■ REQUIRED WORK
Report all lines from the entries below in which "Slide" appears.

Excerpt from a dataset
....
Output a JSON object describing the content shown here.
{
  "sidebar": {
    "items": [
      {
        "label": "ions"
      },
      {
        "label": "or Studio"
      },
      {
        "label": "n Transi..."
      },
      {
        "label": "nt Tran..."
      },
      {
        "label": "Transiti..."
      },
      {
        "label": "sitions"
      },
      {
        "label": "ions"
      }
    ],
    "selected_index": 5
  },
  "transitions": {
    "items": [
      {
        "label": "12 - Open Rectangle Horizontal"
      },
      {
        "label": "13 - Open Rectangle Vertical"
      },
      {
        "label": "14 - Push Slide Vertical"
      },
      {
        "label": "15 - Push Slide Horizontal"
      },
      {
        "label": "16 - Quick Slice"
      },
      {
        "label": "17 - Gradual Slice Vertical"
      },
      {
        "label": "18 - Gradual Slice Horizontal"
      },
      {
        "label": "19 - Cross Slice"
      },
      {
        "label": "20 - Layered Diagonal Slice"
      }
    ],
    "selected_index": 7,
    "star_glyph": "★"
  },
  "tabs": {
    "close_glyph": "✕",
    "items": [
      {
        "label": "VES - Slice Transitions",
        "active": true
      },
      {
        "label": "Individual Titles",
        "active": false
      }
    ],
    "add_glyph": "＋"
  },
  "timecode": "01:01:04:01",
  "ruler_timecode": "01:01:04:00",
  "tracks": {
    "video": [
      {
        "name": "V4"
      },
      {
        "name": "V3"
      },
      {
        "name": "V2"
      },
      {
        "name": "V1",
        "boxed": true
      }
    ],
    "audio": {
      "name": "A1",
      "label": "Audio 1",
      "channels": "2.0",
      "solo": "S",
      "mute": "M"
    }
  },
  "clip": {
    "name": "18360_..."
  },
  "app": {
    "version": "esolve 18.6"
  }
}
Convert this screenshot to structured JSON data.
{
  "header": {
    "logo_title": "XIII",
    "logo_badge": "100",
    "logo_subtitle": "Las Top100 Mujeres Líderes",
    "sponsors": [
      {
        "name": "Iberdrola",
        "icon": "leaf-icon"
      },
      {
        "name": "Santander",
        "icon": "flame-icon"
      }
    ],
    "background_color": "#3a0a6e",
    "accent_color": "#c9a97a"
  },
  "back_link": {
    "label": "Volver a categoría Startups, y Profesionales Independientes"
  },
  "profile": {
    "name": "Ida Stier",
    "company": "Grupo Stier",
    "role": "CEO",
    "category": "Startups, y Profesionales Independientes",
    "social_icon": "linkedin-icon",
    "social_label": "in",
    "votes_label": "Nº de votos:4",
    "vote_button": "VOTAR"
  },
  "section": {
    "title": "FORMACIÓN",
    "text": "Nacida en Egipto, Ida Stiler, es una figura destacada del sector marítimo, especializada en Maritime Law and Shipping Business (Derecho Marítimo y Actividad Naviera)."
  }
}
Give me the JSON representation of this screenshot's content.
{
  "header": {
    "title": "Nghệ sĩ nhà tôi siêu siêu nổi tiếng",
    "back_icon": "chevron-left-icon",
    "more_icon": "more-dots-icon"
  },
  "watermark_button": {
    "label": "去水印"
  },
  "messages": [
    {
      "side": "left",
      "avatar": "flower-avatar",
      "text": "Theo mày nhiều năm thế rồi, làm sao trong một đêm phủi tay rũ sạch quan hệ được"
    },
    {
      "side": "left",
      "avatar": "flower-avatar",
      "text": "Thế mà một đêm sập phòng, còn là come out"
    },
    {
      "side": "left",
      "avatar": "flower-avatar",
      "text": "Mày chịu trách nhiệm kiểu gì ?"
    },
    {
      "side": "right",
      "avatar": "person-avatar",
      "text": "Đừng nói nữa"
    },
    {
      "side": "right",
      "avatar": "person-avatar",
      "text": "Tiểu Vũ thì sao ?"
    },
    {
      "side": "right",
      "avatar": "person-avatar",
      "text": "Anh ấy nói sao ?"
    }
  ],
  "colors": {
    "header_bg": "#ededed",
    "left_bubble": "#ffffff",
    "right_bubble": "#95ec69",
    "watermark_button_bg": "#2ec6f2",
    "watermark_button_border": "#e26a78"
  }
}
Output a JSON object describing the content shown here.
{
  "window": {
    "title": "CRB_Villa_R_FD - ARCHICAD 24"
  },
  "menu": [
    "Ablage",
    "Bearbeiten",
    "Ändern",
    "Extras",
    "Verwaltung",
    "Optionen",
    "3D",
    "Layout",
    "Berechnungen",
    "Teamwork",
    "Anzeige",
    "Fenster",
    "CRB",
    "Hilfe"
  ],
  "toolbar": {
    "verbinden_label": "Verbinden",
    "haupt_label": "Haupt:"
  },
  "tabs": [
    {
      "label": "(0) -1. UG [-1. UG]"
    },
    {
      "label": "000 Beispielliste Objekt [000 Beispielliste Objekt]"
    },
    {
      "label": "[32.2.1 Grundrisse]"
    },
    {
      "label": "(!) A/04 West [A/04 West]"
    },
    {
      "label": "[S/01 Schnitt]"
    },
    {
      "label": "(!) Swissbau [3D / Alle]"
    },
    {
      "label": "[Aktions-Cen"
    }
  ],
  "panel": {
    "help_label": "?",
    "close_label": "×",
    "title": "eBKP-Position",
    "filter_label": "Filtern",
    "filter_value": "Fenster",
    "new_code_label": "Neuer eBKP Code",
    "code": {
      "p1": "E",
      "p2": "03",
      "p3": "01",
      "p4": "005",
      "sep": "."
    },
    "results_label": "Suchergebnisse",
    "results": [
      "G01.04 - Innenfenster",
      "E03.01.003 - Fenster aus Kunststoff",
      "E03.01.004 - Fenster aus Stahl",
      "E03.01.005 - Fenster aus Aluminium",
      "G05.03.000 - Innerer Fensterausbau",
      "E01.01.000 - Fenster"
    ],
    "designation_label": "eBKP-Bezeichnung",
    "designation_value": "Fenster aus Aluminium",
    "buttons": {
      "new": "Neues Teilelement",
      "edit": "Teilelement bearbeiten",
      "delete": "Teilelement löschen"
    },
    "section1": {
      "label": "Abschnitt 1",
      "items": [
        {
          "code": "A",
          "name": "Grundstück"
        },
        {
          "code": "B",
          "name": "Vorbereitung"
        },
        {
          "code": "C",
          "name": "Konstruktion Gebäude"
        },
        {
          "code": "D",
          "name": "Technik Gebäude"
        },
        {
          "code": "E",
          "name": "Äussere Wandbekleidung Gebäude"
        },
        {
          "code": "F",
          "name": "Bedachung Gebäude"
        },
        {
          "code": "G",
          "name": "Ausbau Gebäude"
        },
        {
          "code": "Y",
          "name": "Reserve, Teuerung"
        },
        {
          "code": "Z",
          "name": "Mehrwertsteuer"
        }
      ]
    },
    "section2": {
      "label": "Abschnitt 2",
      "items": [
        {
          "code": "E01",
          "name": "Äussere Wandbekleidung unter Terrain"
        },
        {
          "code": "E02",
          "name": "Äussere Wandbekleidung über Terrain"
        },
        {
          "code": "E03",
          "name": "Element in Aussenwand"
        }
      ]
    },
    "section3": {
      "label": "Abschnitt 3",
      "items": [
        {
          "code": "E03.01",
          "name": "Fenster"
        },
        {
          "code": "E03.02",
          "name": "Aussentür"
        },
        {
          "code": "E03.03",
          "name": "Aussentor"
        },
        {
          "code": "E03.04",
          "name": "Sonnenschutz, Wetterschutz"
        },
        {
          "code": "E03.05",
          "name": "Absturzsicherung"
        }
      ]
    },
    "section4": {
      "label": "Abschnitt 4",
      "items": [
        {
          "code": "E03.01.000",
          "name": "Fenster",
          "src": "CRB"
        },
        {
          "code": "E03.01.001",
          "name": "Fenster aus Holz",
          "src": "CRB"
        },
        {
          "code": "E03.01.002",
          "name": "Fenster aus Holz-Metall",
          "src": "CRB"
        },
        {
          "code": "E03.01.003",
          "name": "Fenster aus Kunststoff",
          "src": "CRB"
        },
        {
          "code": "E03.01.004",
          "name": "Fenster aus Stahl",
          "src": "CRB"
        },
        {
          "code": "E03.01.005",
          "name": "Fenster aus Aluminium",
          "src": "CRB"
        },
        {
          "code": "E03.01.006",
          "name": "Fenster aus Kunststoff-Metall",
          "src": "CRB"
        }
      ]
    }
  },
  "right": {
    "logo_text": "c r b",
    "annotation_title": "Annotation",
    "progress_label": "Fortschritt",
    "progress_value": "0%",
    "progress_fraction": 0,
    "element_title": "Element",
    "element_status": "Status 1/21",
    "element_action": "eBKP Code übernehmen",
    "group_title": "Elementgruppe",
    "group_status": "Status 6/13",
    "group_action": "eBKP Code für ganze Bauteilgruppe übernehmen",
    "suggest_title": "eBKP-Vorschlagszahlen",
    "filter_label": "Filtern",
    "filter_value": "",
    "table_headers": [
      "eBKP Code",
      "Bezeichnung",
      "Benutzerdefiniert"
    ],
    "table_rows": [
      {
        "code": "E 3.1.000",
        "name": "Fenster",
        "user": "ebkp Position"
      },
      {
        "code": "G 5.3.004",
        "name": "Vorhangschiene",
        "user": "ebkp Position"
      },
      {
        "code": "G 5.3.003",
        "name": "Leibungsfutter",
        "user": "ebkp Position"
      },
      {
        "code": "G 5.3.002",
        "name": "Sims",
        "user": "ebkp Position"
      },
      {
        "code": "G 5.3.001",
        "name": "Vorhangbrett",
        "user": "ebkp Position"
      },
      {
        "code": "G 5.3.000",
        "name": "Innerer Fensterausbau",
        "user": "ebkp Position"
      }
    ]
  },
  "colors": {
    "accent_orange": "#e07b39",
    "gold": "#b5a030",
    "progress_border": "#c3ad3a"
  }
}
....
■ RESULT FOR THIS EXERCISE
        "label": "14 - Push Slide Vertical"
        "label": "15 - Push Slide Horizontal"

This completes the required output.